Saved data entries:
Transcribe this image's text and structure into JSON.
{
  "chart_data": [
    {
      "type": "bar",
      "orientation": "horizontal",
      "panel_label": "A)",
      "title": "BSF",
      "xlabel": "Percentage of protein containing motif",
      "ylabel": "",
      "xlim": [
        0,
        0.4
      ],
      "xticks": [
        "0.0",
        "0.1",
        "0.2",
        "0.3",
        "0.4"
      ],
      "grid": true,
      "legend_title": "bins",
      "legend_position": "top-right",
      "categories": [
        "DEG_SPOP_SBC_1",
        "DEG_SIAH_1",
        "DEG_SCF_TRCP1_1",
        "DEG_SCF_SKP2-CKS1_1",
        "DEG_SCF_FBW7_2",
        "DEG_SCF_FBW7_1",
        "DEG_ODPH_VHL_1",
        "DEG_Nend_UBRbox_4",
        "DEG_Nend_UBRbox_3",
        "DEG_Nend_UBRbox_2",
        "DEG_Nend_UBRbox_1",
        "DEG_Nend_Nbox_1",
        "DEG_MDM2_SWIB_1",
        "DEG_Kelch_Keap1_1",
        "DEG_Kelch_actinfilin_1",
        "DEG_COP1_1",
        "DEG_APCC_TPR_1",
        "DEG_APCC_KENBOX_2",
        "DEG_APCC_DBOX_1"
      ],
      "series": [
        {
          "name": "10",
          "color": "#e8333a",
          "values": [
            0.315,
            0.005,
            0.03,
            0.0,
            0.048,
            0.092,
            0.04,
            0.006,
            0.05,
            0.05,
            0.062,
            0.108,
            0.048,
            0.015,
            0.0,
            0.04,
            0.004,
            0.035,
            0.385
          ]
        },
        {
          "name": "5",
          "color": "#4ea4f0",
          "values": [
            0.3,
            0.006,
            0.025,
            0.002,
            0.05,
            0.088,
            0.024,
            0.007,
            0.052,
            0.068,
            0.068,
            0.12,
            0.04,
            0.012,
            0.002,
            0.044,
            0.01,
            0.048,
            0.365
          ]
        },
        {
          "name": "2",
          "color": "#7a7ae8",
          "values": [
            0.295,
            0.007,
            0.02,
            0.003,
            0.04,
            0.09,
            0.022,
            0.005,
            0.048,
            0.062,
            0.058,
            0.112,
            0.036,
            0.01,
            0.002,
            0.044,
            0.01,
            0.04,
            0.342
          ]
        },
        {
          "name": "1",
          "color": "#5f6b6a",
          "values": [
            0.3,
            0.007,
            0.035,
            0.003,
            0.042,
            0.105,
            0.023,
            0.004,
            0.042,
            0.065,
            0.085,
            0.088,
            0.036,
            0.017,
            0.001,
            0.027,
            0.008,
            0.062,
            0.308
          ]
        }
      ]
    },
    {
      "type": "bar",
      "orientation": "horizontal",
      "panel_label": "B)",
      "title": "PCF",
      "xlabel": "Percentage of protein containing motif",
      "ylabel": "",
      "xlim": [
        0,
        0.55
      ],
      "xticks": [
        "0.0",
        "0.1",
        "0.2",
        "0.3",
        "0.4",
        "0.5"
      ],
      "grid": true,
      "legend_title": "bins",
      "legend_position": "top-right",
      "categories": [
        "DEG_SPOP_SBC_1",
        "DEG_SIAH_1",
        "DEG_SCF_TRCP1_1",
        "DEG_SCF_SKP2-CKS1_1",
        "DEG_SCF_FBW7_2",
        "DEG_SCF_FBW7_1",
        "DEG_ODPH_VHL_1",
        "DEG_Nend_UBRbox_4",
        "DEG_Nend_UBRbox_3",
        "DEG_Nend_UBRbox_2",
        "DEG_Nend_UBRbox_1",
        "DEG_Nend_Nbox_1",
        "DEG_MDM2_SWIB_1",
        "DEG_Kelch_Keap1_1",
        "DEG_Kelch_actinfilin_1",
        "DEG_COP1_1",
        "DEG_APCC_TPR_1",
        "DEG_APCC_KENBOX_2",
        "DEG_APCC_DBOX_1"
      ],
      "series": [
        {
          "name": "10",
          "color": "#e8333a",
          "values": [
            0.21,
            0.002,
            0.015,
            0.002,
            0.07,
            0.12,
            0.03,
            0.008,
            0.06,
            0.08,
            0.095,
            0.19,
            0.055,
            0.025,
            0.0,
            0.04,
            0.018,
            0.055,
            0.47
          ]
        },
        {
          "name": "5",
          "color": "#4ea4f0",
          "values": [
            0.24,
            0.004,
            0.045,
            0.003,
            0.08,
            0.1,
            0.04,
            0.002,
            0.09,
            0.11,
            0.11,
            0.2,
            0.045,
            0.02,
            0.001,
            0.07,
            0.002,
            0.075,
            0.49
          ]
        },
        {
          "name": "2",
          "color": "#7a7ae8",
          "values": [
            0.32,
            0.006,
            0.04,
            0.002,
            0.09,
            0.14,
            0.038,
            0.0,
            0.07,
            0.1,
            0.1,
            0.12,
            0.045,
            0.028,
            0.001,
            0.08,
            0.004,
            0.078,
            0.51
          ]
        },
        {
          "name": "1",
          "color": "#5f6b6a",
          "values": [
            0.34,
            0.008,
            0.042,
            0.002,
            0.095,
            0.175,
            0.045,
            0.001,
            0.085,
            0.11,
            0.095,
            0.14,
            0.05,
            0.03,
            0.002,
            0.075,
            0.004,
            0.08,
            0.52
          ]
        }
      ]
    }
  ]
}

Work required:
Return the entries above exactly, each one complete.

Task answer:
Transcribe this image's text and structure into JSON.
{
  "chart_data": [
    {
      "type": "bar",
      "orientation": "horizontal",
      "panel_label": "A)",
      "title": "BSF",
      "xlabel": "Percentage of protein containing motif",
      "ylabel": "",
      "xlim": [
        0,
        0.4
      ],
      "xticks": [
        "0.0",
        "0.1",
        "0.2",
        "0.3",
        "0.4"
      ],
      "grid": true,
      "legend_title": "bins",
      "legend_position": "top-right",
      "categories": [
        "DEG_SPOP_SBC_1",
        "DEG_SIAH_1",
        "DEG_SCF_TRCP1_1",
        "DEG_SCF_SKP2-CKS1_1",
        "DEG_SCF_FBW7_2",
        "DEG_SCF_FBW7_1",
        "DEG_ODPH_VHL_1",
        "DEG_Nend_UBRbox_4",
        "DEG_Nend_UBRbox_3",
        "DEG_Nend_UBRbox_2",
        "DEG_Nend_UBRbox_1",
        "DEG_Nend_Nbox_1",
        "DEG_MDM2_SWIB_1",
        "DEG_Kelch_Keap1_1",
        "DEG_Kelch_actinfilin_1",
        "DEG_COP1_1",
        "DEG_APCC_TPR_1",
        "DEG_APCC_KENBOX_2",
        "DEG_APCC_DBOX_1"
      ],
      "series": [
        {
          "name": "10",
          "color": "#e8333a",
          "values": [
            0.315,
            0.005,
            0.03,
            0.0,
            0.048,
            0.092,
            0.04,
            0.006,
            0.05,
            0.05,
            0.062,
            0.108,
            0.048,
            0.015,
            0.0,
            0.04,
            0.004,
            0.035,
            0.385
          ]
        },
        {
          "name": "5",
          "color": "#4ea4f0",
          "values": [
            0.3,
            0.006,
            0.025,
            0.002,
            0.05,
            0.088,
            0.024,
            0.007,
            0.052,
            0.068,
            0.068,
            0.12,
            0.04,
            0.012,
            0.002,
            0.044,
            0.01,
            0.048,
            0.365
          ]
        },
        {
          "name": "2",
          "color": "#7a7ae8",
          "values": [
            0.295,
            0.007,
            0.02,
            0.003,
            0.04,
            0.09,
            0.022,
            0.005,
            0.048,
            0.062,
            0.058,
            0.112,
            0.036,
            0.01,
            0.002,
            0.044,
            0.01,
            0.04,
            0.342
          ]
        },
        {
          "name": "1",
          "color": "#5f6b6a",
          "values": [
            0.3,
            0.007,
            0.035,
            0.003,
            0.042,
            0.105,
            0.023,
            0.004,
            0.042,
            0.065,
            0.085,
            0.088,
            0.036,
            0.017,
            0.001,
            0.027,
            0.008,
            0.062,
            0.308
          ]
        }
      ]
    },
    {
      "type": "bar",
      "orientation": "horizontal",
      "panel_label": "B)",
      "title": "PCF",
      "xlabel": "Percentage of protein containing motif",
      "ylabel": "",
      "xlim": [
        0,
        0.55
      ],
      "xticks": [
        "0.0",
        "0.1",
        "0.2",
        "0.3",
        "0.4",
        "0.5"
      ],
      "grid": true,
      "legend_title": "bins",
      "legend_position": "top-right",
      "categories": [
        "DEG_SPOP_SBC_1",
        "DEG_SIAH_1",
        "DEG_SCF_TRCP1_1",
        "DEG_SCF_SKP2-CKS1_1",
        "DEG_SCF_FBW7_2",
        "DEG_SCF_FBW7_1",
        "DEG_ODPH_VHL_1",
        "DEG_Nend_UBRbox_4",
        "DEG_Nend_UBRbox_3",
        "DEG_Nend_UBRbox_2",
        "DEG_Nend_UBRbox_1",
        "DEG_Nend_Nbox_1",
        "DEG_MDM2_SWIB_1",
        "DEG_Kelch_Keap1_1",
        "DEG_Kelch_actinfilin_1",
        "DEG_COP1_1",
        "DEG_APCC_TPR_1",
        "DEG_APCC_KENBOX_2",
        "DEG_APCC_DBOX_1"
      ],
      "series": [
        {
          "name": "10",
          "color": "#e8333a",
          "values": [
            0.21,
            0.002,
            0.015,
            0.002,
            0.07,
            0.12,
            0.03,
            0.008,
            0.06,
            0.08,
            0.095,
            0.19,
            0.055,
            0.025,
            0.0,
            0.04,
            0.018,
            0.055,
            0.47
          ]
        },
        {
          "name": "5",
          "color": "#4ea4f0",
          "values": [
            0.24,
            0.004,
            0.045,
            0.003,
            0.08,
            0.1,
            0.04,
            0.002,
            0.09,
            0.11,
            0.11,
            0.2,
            0.045,
            0.02,
            0.001,
            0.07,
            0.002,
            0.075,
            0.49
          ]
        },
        {
          "name": "2",
          "color": "#7a7ae8",
          "values": [
            0.32,
            0.006,
            0.04,
            0.002,
            0.09,
            0.14,
            0.038,
            0.0,
            0.07,
            0.1,
            0.1,
            0.12,
            0.045,
            0.028,
            0.001,
            0.08,
            0.004,
            0.078,
            0.51
          ]
        },
        {
          "name": "1",
          "color": "#5f6b6a",
          "values": [
            0.34,
            0.008,
            0.042,
            0.002,
            0.095,
            0.175,
            0.045,
            0.001,
            0.085,
            0.11,
            0.095,
            0.14,
            0.05,
            0.03,
            0.002,
            0.075,
            0.004,
            0.08,
            0.52
          ]
        }
      ]
    }
  ]
}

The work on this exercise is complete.